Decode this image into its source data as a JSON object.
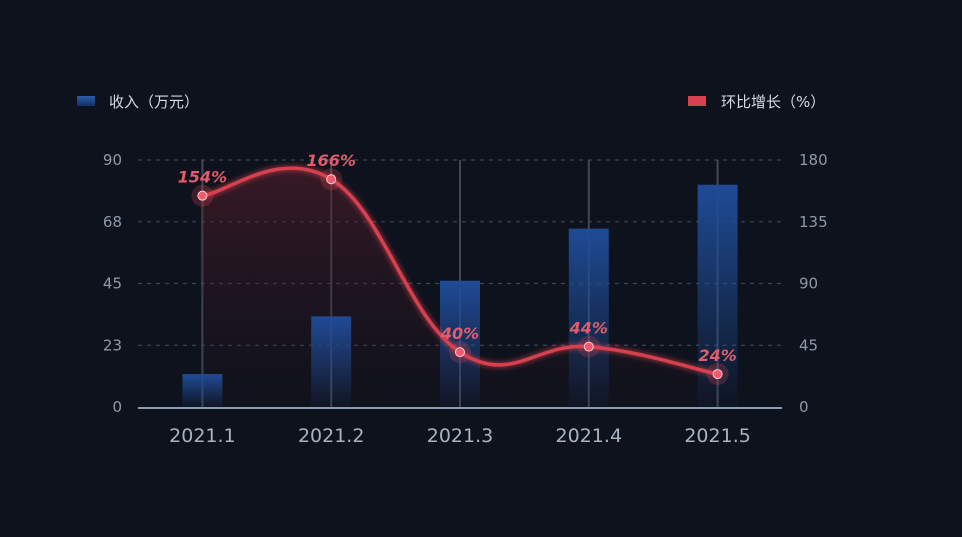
{
  "chart_data": {
    "type": "bar",
    "categories": [
      "2021.1",
      "2021.2",
      "2021.3",
      "2021.4",
      "2021.5"
    ],
    "series": [
      {
        "name": "收入（万元）",
        "type": "bar",
        "axis": "left",
        "values": [
          12,
          33,
          46,
          65,
          81
        ]
      },
      {
        "name": "环比增长（%）",
        "type": "line",
        "axis": "right",
        "values": [
          154,
          166,
          40,
          44,
          24
        ],
        "labels": [
          "154%",
          "166%",
          "40%",
          "44%",
          "24%"
        ]
      }
    ],
    "y_left": {
      "ticks": [
        "0",
        "23",
        "45",
        "68",
        "90"
      ],
      "ylim": [
        0,
        90
      ]
    },
    "y_right": {
      "ticks": [
        "0",
        "45",
        "90",
        "135",
        "180"
      ],
      "ylim": [
        0,
        180
      ]
    },
    "grid": true,
    "legend_placement": "top",
    "colors": {
      "bar": "#1f4b96",
      "line": "#d6404f",
      "background": "#0d121c"
    }
  }
}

# INSTRUCTIONS FOR THE TASK:
Without the pictures, repeat the listing above exactly.

# FULL ANSWER:
Decode this image into its source data as a JSON object.
{
  "chart_data": {
    "type": "bar",
    "categories": [
      "2021.1",
      "2021.2",
      "2021.3",
      "2021.4",
      "2021.5"
    ],
    "series": [
      {
        "name": "收入（万元）",
        "type": "bar",
        "axis": "left",
        "values": [
          12,
          33,
          46,
          65,
          81
        ]
      },
      {
        "name": "环比增长（%）",
        "type": "line",
        "axis": "right",
        "values": [
          154,
          166,
          40,
          44,
          24
        ],
        "labels": [
          "154%",
          "166%",
          "40%",
          "44%",
          "24%"
        ]
      }
    ],
    "y_left": {
      "ticks": [
        "0",
        "23",
        "45",
        "68",
        "90"
      ],
      "ylim": [
        0,
        90
      ]
    },
    "y_right": {
      "ticks": [
        "0",
        "45",
        "90",
        "135",
        "180"
      ],
      "ylim": [
        0,
        180
      ]
    },
    "grid": true,
    "legend_placement": "top",
    "colors": {
      "bar": "#1f4b96",
      "line": "#d6404f",
      "background": "#0d121c"
    }
  }
}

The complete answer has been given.